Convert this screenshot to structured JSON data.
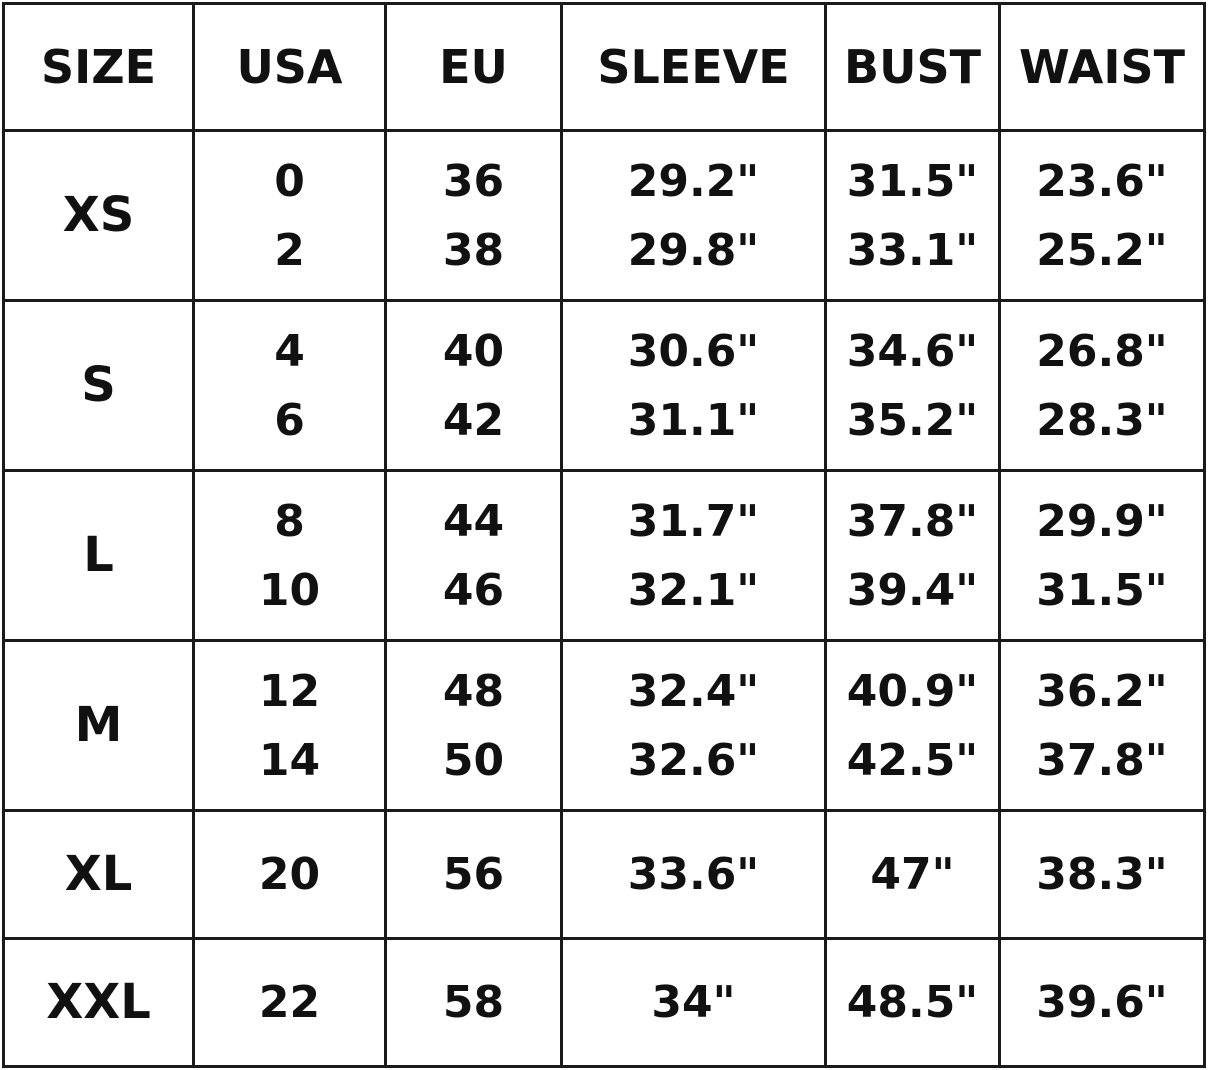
{
  "table": {
    "headers": [
      "SIZE",
      "USA",
      "EU",
      "SLEEVE",
      "BUST",
      "WAIST"
    ],
    "rows": [
      {
        "size": "XS",
        "usa": [
          "0",
          "2"
        ],
        "eu": [
          "36",
          "38"
        ],
        "sleeve": [
          "29.2\"",
          "29.8\""
        ],
        "bust": [
          "31.5\"",
          "33.1\""
        ],
        "waist": [
          "23.6\"",
          "25.2\""
        ]
      },
      {
        "size": "S",
        "usa": [
          "4",
          "6"
        ],
        "eu": [
          "40",
          "42"
        ],
        "sleeve": [
          "30.6\"",
          "31.1\""
        ],
        "bust": [
          "34.6\"",
          "35.2\""
        ],
        "waist": [
          "26.8\"",
          "28.3\""
        ]
      },
      {
        "size": "L",
        "usa": [
          "8",
          "10"
        ],
        "eu": [
          "44",
          "46"
        ],
        "sleeve": [
          "31.7\"",
          "32.1\""
        ],
        "bust": [
          "37.8\"",
          "39.4\""
        ],
        "waist": [
          "29.9\"",
          "31.5\""
        ]
      },
      {
        "size": "M",
        "usa": [
          "12",
          "14"
        ],
        "eu": [
          "48",
          "50"
        ],
        "sleeve": [
          "32.4\"",
          "32.6\""
        ],
        "bust": [
          "40.9\"",
          "42.5\""
        ],
        "waist": [
          "36.2\"",
          "37.8\""
        ]
      },
      {
        "size": "XL",
        "usa": [
          "20"
        ],
        "eu": [
          "56"
        ],
        "sleeve": [
          "33.6\""
        ],
        "bust": [
          "47\""
        ],
        "waist": [
          "38.3\""
        ]
      },
      {
        "size": "XXL",
        "usa": [
          "22"
        ],
        "eu": [
          "58"
        ],
        "sleeve": [
          "34\""
        ],
        "bust": [
          "48.5\""
        ],
        "waist": [
          "39.6\""
        ]
      }
    ]
  }
}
_ _ _ _ _ _ _
**WHAT THE TASK REQUIRES**
Except for the pictures, copy the material above exactly.

**WRITTEN RESPONSE**
Convert this screenshot to structured JSON data.
{
  "table": {
    "headers": [
      "SIZE",
      "USA",
      "EU",
      "SLEEVE",
      "BUST",
      "WAIST"
    ],
    "rows": [
      {
        "size": "XS",
        "usa": [
          "0",
          "2"
        ],
        "eu": [
          "36",
          "38"
        ],
        "sleeve": [
          "29.2\"",
          "29.8\""
        ],
        "bust": [
          "31.5\"",
          "33.1\""
        ],
        "waist": [
          "23.6\"",
          "25.2\""
        ]
      },
      {
        "size": "S",
        "usa": [
          "4",
          "6"
        ],
        "eu": [
          "40",
          "42"
        ],
        "sleeve": [
          "30.6\"",
          "31.1\""
        ],
        "bust": [
          "34.6\"",
          "35.2\""
        ],
        "waist": [
          "26.8\"",
          "28.3\""
        ]
      },
      {
        "size": "L",
        "usa": [
          "8",
          "10"
        ],
        "eu": [
          "44",
          "46"
        ],
        "sleeve": [
          "31.7\"",
          "32.1\""
        ],
        "bust": [
          "37.8\"",
          "39.4\""
        ],
        "waist": [
          "29.9\"",
          "31.5\""
        ]
      },
      {
        "size": "M",
        "usa": [
          "12",
          "14"
        ],
        "eu": [
          "48",
          "50"
        ],
        "sleeve": [
          "32.4\"",
          "32.6\""
        ],
        "bust": [
          "40.9\"",
          "42.5\""
        ],
        "waist": [
          "36.2\"",
          "37.8\""
        ]
      },
      {
        "size": "XL",
        "usa": [
          "20"
        ],
        "eu": [
          "56"
        ],
        "sleeve": [
          "33.6\""
        ],
        "bust": [
          "47\""
        ],
        "waist": [
          "38.3\""
        ]
      },
      {
        "size": "XXL",
        "usa": [
          "22"
        ],
        "eu": [
          "58"
        ],
        "sleeve": [
          "34\""
        ],
        "bust": [
          "48.5\""
        ],
        "waist": [
          "39.6\""
        ]
      }
    ]
  }
}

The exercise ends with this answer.